• _Source text_:
↓

= Precipitate delivery =

Childbirth after unusually rapid labor

Precipitate delivery (also called rapid labor) refers to childbirth after an unusually rapid labor. It is typically defined expulsion of the infant within 3 hours of regular contractions starting, although some providers consider anything less than 5 hours to be precipitous. In contrast, typical labor lasts between 6 and 18 hours on average. It is uncommon, and an understudied topic. In the United States it occurs in 1%-3% of all births.

==Predisposing factors==
There is no way to predict rapid delivery, and sometimes no predisposing factors are present. However, there are factors which make it more likely, including:
1. Placental abruption.
2. Having prior births.
3. Previous rapid delivery.
4. Young maternal age (teenagers).
5. Preterm delivery.
6. Lower birth weight.
7. Hypertensive disorders.

↑

• _Provided records_:
↓

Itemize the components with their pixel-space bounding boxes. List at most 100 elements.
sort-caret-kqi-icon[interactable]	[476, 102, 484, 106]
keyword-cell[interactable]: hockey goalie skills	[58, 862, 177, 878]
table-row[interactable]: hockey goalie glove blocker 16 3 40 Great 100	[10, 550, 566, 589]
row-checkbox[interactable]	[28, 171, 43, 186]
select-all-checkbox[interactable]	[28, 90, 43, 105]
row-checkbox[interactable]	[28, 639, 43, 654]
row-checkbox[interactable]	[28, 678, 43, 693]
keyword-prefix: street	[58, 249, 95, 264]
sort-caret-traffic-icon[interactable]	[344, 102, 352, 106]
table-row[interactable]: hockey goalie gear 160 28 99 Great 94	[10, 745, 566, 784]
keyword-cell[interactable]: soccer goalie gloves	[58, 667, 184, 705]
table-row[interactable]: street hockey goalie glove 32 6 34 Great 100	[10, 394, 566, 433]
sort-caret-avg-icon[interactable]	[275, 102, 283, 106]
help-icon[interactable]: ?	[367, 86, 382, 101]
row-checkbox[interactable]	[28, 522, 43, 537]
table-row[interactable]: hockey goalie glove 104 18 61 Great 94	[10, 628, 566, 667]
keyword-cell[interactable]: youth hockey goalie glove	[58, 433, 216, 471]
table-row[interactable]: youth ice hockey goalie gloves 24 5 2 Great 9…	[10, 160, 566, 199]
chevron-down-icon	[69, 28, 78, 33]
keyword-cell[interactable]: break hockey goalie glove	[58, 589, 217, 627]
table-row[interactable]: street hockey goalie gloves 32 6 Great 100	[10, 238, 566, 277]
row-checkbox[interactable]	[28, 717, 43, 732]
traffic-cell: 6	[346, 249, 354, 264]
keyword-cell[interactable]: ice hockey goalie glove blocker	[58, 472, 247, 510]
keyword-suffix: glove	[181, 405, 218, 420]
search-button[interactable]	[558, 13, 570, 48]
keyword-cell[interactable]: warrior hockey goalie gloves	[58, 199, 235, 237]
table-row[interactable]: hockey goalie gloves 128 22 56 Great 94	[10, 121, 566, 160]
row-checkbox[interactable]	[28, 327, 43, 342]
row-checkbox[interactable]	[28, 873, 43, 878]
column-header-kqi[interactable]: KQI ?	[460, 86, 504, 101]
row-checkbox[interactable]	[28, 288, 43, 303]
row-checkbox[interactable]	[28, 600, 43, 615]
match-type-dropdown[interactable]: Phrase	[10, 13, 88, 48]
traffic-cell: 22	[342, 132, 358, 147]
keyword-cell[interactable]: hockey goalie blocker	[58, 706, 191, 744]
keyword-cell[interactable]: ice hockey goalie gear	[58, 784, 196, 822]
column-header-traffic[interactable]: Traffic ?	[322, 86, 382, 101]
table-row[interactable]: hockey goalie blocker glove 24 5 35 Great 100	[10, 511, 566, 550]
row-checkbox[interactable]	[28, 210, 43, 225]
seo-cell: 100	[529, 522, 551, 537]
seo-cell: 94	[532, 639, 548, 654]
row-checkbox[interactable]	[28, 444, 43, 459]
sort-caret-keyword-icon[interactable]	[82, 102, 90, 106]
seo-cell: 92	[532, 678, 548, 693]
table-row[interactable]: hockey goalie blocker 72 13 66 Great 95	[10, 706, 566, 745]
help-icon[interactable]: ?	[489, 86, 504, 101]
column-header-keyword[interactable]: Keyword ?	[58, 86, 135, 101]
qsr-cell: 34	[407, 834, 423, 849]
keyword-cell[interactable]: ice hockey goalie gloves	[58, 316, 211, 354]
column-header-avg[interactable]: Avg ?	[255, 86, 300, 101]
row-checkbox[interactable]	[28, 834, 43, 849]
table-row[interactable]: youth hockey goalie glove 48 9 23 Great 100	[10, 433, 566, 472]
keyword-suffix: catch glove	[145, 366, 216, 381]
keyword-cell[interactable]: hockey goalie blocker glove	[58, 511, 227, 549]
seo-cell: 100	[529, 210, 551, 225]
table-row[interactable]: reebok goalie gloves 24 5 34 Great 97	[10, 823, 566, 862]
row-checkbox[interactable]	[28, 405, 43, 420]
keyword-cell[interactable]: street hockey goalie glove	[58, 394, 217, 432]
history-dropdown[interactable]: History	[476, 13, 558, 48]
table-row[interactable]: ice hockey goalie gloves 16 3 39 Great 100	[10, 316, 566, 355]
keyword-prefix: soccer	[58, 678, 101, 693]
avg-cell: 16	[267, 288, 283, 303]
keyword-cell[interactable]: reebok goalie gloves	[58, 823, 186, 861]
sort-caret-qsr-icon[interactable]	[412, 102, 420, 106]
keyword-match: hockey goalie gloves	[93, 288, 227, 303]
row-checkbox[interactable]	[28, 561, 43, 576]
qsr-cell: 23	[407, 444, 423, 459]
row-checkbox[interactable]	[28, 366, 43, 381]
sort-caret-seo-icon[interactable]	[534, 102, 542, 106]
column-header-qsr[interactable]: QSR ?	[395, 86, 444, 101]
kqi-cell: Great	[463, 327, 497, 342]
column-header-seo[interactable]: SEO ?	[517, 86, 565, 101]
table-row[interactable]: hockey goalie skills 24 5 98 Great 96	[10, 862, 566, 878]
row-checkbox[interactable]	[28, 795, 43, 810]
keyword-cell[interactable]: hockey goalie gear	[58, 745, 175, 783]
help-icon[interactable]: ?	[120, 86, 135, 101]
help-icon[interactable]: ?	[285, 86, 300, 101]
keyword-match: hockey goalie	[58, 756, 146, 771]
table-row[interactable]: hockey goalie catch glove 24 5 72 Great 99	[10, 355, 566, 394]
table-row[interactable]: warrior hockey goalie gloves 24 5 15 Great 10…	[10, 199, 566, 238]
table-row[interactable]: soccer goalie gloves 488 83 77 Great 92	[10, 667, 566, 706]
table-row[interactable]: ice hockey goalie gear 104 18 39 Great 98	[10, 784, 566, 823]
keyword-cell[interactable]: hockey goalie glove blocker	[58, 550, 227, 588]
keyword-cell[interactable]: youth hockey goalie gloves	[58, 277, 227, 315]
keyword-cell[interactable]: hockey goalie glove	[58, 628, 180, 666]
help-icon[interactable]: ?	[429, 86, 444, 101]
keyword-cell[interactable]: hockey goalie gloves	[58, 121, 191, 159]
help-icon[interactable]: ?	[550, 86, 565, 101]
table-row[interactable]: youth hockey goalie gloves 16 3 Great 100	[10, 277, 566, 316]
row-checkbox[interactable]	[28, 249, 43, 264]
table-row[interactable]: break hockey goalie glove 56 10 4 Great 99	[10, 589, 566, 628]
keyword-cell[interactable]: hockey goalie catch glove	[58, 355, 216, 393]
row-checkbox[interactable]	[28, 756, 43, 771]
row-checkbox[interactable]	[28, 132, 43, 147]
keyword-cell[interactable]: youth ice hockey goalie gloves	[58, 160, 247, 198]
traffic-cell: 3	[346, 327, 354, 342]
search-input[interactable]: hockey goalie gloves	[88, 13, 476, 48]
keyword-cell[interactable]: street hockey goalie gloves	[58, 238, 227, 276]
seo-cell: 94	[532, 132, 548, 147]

↑

• _Work instructions_:
a. Copy word for word the portion of the precipitate delivery article that begins at the words "Childbirth after unusually" and ends after "Lower birth weight.".
b. In the precipitate delivery article, how long does typical labor last on average?
c. List every factor that the precipitate delivery article says makes rapid delivery more likely.

• _Solutions below_:
a.
Childbirth after unusually rapid labor

Precipitate delivery (also called rapid labor) refers to childbirth after an unusually rapid labor. It is typically defined expulsion of the infant within 3 hours of regular contractions starting, although some providers consider anything less than 5 hours to be precipitous. In contrast, typical labor lasts between 6 and 18 hours on average. It is uncommon, and an understudied topic. In the United States it occurs in 1%-3% of all births.

==Predisposing factors==
There is no way to predict rapid delivery, and sometimes no predisposing factors are present. However, there are factors which make it more likely, including:
1. Placental abruption.
2. Having prior births.
3. Previous rapid delivery.
4. Young maternal age (teenagers).
5. Preterm delivery.
6. Lower birth weight.

b. Typical labor lasts between 6 and 18 hours on average.

c.
- Placental abruption
- Having prior births
- Previous rapid delivery
- Young maternal age (teenagers)
- Preterm delivery
- Lower birth weight
- Hypertensive disorders